---------- RECORDS SHOWN ----------

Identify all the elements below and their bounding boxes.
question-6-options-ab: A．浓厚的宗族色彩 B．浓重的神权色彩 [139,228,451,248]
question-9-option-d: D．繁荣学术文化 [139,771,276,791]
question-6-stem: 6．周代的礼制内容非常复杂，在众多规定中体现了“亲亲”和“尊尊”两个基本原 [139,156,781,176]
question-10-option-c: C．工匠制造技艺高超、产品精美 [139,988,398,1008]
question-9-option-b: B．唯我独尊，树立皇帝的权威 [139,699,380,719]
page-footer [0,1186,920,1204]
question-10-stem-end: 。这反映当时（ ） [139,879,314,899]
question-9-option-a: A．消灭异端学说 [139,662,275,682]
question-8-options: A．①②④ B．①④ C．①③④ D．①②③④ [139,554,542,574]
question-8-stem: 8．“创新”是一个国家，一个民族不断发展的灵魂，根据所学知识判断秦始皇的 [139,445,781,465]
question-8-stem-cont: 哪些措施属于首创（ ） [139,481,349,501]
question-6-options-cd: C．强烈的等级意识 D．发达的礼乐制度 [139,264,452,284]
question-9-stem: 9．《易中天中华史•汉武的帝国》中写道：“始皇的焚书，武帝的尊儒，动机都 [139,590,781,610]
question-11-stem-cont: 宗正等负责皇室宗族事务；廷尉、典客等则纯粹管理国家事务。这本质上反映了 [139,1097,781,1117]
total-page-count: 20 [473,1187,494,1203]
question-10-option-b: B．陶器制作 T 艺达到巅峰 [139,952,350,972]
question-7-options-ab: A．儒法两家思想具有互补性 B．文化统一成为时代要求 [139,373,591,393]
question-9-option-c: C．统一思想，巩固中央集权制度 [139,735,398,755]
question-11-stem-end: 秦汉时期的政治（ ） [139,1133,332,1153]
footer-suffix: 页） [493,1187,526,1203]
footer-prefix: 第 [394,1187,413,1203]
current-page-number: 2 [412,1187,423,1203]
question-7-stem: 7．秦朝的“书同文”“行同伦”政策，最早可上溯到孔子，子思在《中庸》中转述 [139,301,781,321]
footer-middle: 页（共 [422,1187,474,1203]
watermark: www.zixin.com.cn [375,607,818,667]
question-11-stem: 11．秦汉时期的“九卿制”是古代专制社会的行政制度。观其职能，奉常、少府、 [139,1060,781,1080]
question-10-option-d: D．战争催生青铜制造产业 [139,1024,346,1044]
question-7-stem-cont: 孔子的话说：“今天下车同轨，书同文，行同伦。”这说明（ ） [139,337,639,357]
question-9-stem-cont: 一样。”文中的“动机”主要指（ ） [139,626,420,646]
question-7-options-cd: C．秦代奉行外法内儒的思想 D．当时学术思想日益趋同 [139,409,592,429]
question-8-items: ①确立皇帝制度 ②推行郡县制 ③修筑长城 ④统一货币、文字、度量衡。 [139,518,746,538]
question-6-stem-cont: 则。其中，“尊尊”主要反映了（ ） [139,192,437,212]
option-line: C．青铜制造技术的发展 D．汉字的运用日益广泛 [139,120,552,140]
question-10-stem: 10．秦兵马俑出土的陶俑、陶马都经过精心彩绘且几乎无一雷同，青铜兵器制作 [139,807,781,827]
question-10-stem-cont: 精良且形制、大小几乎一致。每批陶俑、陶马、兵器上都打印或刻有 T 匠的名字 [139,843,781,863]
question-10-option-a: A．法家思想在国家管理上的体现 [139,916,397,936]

----------

Lay out every line of the material above as a Markdown table with two columns, Row and Listing line, numbering the rows in order and leaving out any blank lines.

• TASK RESULT:
| Row | Listing line |
|---|---|
| 1 | Identify all the elements below and their bounding boxes. |
| 2 | question-6-options-ab: A．浓厚的宗族色彩 B．浓重的神权色彩 [139,228,451,248] |
| 3 | question-9-option-d: D．繁荣学术文化 [139,771,276,791] |
| 4 | question-6-stem: 6．周代的礼制内容非常复杂，在众多规定中体现了“亲亲”和“尊尊”两个基本原 [139,156,781,176] |
| 5 | question-10-option-c: C．工匠制造技艺高超、产品精美 [139,988,398,1008] |
| 6 | question-9-option-b: B．唯我独尊，树立皇帝的权威 [139,699,380,719] |
| 7 | page-footer [0,1186,920,1204] |
| 8 | question-10-stem-end: 。这反映当时（ ） [139,879,314,899] |
| 9 | question-9-option-a: A．消灭异端学说 [139,662,275,682] |
| 10 | question-8-options: A．①②④ B．①④ C．①③④ D．①②③④ [139,554,542,574] |
| 11 | question-8-stem: 8．“创新”是一个国家，一个民族不断发展的灵魂，根据所学知识判断秦始皇的 [139,445,781,465] |
| 12 | question-8-stem-cont: 哪些措施属于首创（ ） [139,481,349,501] |
| 13 | question-6-options-cd: C．强烈的等级意识 D．发达的礼乐制度 [139,264,452,284] |
| 14 | question-9-stem: 9．《易中天中华史•汉武的帝国》中写道：“始皇的焚书，武帝的尊儒，动机都 [139,590,781,610] |
| 15 | question-11-stem-cont: 宗正等负责皇室宗族事务；廷尉、典客等则纯粹管理国家事务。这本质上反映了 [139,1097,781,1117] |
| 16 | total-page-count: 20 [473,1187,494,1203] |
| 17 | question-10-option-b: B．陶器制作 T 艺达到巅峰 [139,952,350,972] |
| 18 | question-7-options-ab: A．儒法两家思想具有互补性 B．文化统一成为时代要求 [139,373,591,393] |
| 19 | question-9-option-c: C．统一思想，巩固中央集权制度 [139,735,398,755] |
| 20 | question-11-stem-end: 秦汉时期的政治（ ） [139,1133,332,1153] |
| 21 | footer-suffix: 页） [493,1187,526,1203] |
| 22 | footer-prefix: 第 [394,1187,413,1203] |
| 23 | current-page-number: 2 [412,1187,423,1203] |
| 24 | question-7-stem: 7．秦朝的“书同文”“行同伦”政策，最早可上溯到孔子，子思在《中庸》中转述 [139,301,781,321] |
| 25 | footer-middle: 页（共 [422,1187,474,1203] |
| 26 | watermark: www.zixin.com.cn [375,607,818,667] |
| 27 | question-11-stem: 11．秦汉时期的“九卿制”是古代专制社会的行政制度。观其职能，奉常、少府、 [139,1060,781,1080] |
| 28 | question-10-option-d: D．战争催生青铜制造产业 [139,1024,346,1044] |
| 29 | question-7-stem-cont: 孔子的话说：“今天下车同轨，书同文，行同伦。”这说明（ ） [139,337,639,357] |
| 30 | question-9-stem-cont: 一样。”文中的“动机”主要指（ ） [139,626,420,646] |
| 31 | question-7-options-cd: C．秦代奉行外法内儒的思想 D．当时学术思想日益趋同 [139,409,592,429] |
| 32 | question-8-items: ①确立皇帝制度 ②推行郡县制 ③修筑长城 ④统一货币、文字、度量衡。 [139,518,746,538] |
| 33 | question-6-stem-cont: 则。其中，“尊尊”主要反映了（ ） [139,192,437,212] |
| 34 | option-line: C．青铜制造技术的发展 D．汉字的运用日益广泛 [139,120,552,140] |
| 35 | question-10-stem: 10．秦兵马俑出土的陶俑、陶马都经过精心彩绘且几乎无一雷同，青铜兵器制作 [139,807,781,827] |
| 36 | question-10-stem-cont: 精良且形制、大小几乎一致。每批陶俑、陶马、兵器上都打印或刻有 T 匠的名字 [139,843,781,863] |
| 37 | question-10-option-a: A．法家思想在国家管理上的体现 [139,916,397,936] |